→ **PROBLEM STATEMENT**:
Copy each of the following entries line for line without changing anything, and leave the pictures out of your answer.

- - -

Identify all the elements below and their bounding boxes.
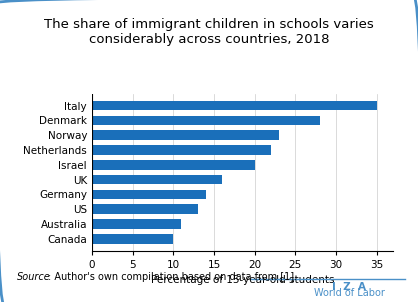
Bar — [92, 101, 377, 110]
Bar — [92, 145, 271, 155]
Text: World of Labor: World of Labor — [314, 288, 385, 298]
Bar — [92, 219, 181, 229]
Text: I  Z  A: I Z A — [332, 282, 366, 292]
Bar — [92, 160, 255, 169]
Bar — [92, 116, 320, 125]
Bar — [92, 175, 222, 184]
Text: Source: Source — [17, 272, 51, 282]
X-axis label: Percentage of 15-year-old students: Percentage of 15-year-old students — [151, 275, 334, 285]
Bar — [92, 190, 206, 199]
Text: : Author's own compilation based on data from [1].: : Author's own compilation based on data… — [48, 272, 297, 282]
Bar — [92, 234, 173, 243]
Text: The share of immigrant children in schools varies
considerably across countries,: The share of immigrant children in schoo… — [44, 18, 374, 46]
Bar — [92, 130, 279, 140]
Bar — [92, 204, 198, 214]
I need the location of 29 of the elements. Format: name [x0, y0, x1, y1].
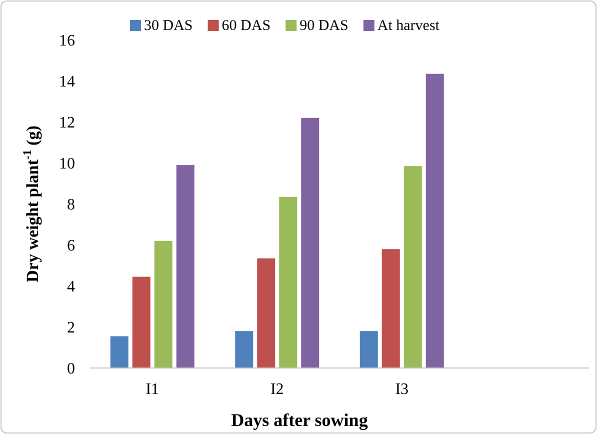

- - -

→ **TASK RESPONSE**:
Identify all the elements below and their bounding boxes.
Bar — [92, 101, 377, 110]
Bar — [92, 145, 271, 155]
Text: World of Labor: World of Labor — [314, 288, 385, 298]
Bar — [92, 219, 181, 229]
Text: I  Z  A: I Z A — [332, 282, 366, 292]
Bar — [92, 160, 255, 169]
Bar — [92, 116, 320, 125]
Bar — [92, 175, 222, 184]
Text: Source: Source — [17, 272, 51, 282]
X-axis label: Percentage of 15-year-old students: Percentage of 15-year-old students — [151, 275, 334, 285]
Bar — [92, 190, 206, 199]
Text: : Author's own compilation based on data from [1].: : Author's own compilation based on data… — [48, 272, 297, 282]
Bar — [92, 234, 173, 243]
Text: The share of immigrant children in schools varies
considerably across countries,: The share of immigrant children in schoo… — [44, 18, 374, 46]
Bar — [92, 130, 279, 140]
Bar — [92, 204, 198, 214]
I need the location of 29 of the elements. Format: name [x0, y0, x1, y1].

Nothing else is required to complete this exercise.